(Textauszug)
Es ist nicht ohne Reiz, ab und an zu fragen, was ein Roman nicht ist, welche Probleme, welche Themen ein Autor bewußt übergangen hat. Das ist zwar kein Qualitäts-Test, aber es schärft doch den Blick für die persönliche Sonderleistung.
Der Thaya also: eines der letzten Exemplare der aussterbenden Spezies österreichischer Grundherren. Sein „alter Kasten" steht in einer abgelegenen Weltecke: im nördlichen Waldviertel, an der mährischen Thaya, direkt an der Grenze zur Tschechoslowakei. Die Welt des alten Thaya und die Welt seines Sohnes, eines Beamten in einem Wiener Ministerium, werden miteinander kontrastiert. Der junge Thaya hat seine Probleme mit der Liebe; der Alte versucht Rat zu erteilen mit den guten alten Maximen; der Junge schwankt politisch zwischen der Bewunderung für einen sozialistischen Freund und der alten Welt; der Alte läßt sich als Kandidat für die „Konservativen" aufstellen und scheitert schon kläglich nach seiner ersten, peinlich mißglückten Rede.

(Rohmaterial)

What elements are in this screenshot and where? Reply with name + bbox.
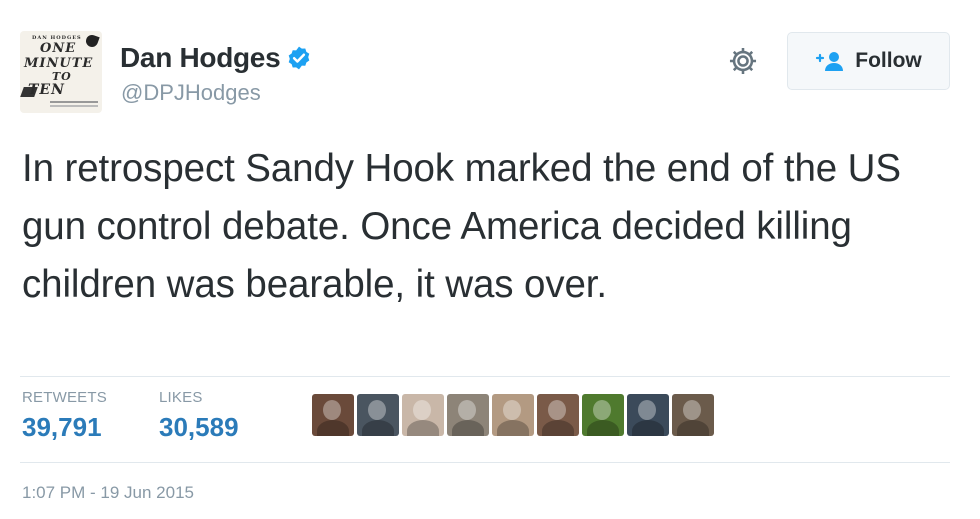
avatar-title-line: MINUTE bbox=[24, 56, 94, 71]
liker-avatar[interactable] bbox=[447, 394, 489, 436]
tweet-timestamp[interactable]: 1:07 PM - 19 Jun 2015 bbox=[22, 483, 194, 503]
author-display-name[interactable]: Dan Hodges bbox=[120, 42, 281, 74]
follow-user-icon bbox=[816, 52, 844, 71]
liker-avatar[interactable] bbox=[537, 394, 579, 436]
verified-badge-icon bbox=[289, 46, 310, 70]
avatar[interactable]: DAN HODGES ONE MINUTE TO TEN bbox=[20, 31, 102, 113]
follow-label: Follow bbox=[855, 49, 922, 72]
author-name-row[interactable]: Dan Hodges bbox=[120, 42, 312, 74]
likes-stat[interactable]: LIKES 30,589 bbox=[159, 389, 239, 443]
avatar-title-line: TEN bbox=[28, 82, 65, 98]
gear-icon[interactable] bbox=[726, 44, 760, 78]
liker-avatar[interactable] bbox=[492, 394, 534, 436]
divider bbox=[20, 376, 950, 377]
avatar-ink-mark bbox=[84, 33, 100, 49]
follow-button[interactable]: Follow bbox=[787, 32, 950, 90]
liker-avatar[interactable] bbox=[672, 394, 714, 436]
retweets-stat[interactable]: RETWEETS 39,791 bbox=[22, 389, 107, 443]
retweets-label: RETWEETS bbox=[22, 389, 107, 406]
tweet-text: In retrospect Sandy Hook marked the end … bbox=[22, 147, 901, 306]
liker-avatar[interactable] bbox=[312, 394, 354, 436]
likes-label: LIKES bbox=[159, 389, 203, 406]
liker-avatar[interactable] bbox=[402, 394, 444, 436]
liker-avatar[interactable] bbox=[357, 394, 399, 436]
avatar-fine-print bbox=[50, 101, 98, 103]
divider bbox=[20, 462, 950, 463]
retweets-count[interactable]: 39,791 bbox=[22, 412, 107, 443]
author-handle[interactable]: @DPJHodges bbox=[121, 80, 261, 106]
liker-avatar[interactable] bbox=[627, 394, 669, 436]
liker-avatar[interactable] bbox=[582, 394, 624, 436]
liker-avatars bbox=[312, 394, 714, 436]
likes-count[interactable]: 30,589 bbox=[159, 412, 239, 443]
avatar-title-line: ONE bbox=[40, 41, 77, 56]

(Aufgabe)
Schreib die Besprechung des Romans über den alten Grundherrn Thaya weiter. Setz direkt nach dem Satz ein, der mit „peinlich mißglückten Rede“ endet.

(Lösung)
Die beiden Damen aus Wien, zwischen denen sich der Junge nicht entscheiden kann, Mutter und Tochter, erfreuen sich der besonderen sprachlichen Schilderungskunst des Autors — und die Mutter noch dazu der späten Zuneigung des alten Thaya. Die Figuren des Hintergrundes geben dem Kontrast die Tiefendimension: Pfarrer, Dorflehrer, Bürgermeister, Heimatforscher, ein reaktionärer Baron und dessen nicht unzugängliche Gattin, sowie auf der Wiener Seite die ein wenig exotischen und leicht lebenden Verehrer der beiden Damen.
Dies alles jedoch erscheint nur wie hingetupft. Da ist viel weggelassen. Die Handlung besteht darin, daß zum Schluß der Alte stirbt und der junge Thaya doch noch heiratet — und zwar die Jüngere —, im Ministerium kündigt und das Gut übernimmt.
Das wäre also nicht viel — und doch ist es viel: der Roman hinterläßt einen starken, lange nachklingenden Eindruck. Er ist eine herbstliche — melancholisch wäre zu viel gesagt — Impression, ein liebevoller Abgesang auf unwiderruflich Vergehendes, wobei gerade auch die paar kessen, ja schnoddrigen modernen Klänge geschickt Akzente setzen. Einige schrille Töne verhindern zudem, daß man diese Welt mit der heilen verwechselt. Vor allem der offene Schluß mit dem unvermittelten Hinweis auf das mögliche Scheitern der jungen Ehe gehört dazu, aber auch die beständige Präsenz des Politischen, die von den Tschechen scharf bewachte Grenze, hinter der in Krisensituationen die Panzer ihre Runden drehen, sowie die Unruhen in Polen, die kurz gestreift werden.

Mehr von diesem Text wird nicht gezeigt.